[Records supplied]
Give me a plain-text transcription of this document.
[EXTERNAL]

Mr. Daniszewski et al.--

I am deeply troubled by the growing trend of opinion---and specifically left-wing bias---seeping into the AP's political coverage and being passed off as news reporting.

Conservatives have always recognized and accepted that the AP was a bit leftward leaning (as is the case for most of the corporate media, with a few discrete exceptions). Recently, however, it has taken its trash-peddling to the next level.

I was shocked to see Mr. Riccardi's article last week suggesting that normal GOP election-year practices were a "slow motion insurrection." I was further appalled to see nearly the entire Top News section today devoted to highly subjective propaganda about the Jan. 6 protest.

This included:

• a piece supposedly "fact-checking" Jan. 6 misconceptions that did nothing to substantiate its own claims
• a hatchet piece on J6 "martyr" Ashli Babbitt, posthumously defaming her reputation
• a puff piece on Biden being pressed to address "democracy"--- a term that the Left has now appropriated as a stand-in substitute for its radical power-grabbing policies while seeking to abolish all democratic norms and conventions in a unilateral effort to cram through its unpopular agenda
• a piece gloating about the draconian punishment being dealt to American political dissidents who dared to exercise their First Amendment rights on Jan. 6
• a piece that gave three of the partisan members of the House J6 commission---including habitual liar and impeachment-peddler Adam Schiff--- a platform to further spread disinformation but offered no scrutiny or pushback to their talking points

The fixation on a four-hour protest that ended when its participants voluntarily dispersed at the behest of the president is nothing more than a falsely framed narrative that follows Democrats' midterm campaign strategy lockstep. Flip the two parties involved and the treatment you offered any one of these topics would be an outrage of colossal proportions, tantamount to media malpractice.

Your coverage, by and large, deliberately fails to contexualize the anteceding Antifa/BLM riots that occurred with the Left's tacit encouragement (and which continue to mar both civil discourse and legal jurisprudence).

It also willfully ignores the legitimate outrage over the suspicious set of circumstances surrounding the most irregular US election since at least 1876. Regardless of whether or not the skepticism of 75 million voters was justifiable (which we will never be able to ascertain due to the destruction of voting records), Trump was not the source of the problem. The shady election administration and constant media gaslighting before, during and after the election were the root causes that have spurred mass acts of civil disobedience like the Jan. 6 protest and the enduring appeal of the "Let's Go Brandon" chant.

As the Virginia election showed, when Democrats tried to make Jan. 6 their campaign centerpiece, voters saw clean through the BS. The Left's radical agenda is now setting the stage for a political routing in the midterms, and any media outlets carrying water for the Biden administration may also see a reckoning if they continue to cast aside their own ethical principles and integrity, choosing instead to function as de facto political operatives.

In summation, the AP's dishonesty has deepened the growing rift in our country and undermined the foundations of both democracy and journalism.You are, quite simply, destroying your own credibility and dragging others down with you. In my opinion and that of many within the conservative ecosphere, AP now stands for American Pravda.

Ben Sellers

[Aim of the exercise] How many lines in the listing contain "coverage"? Answer with the number alone.

[Correct answer] 2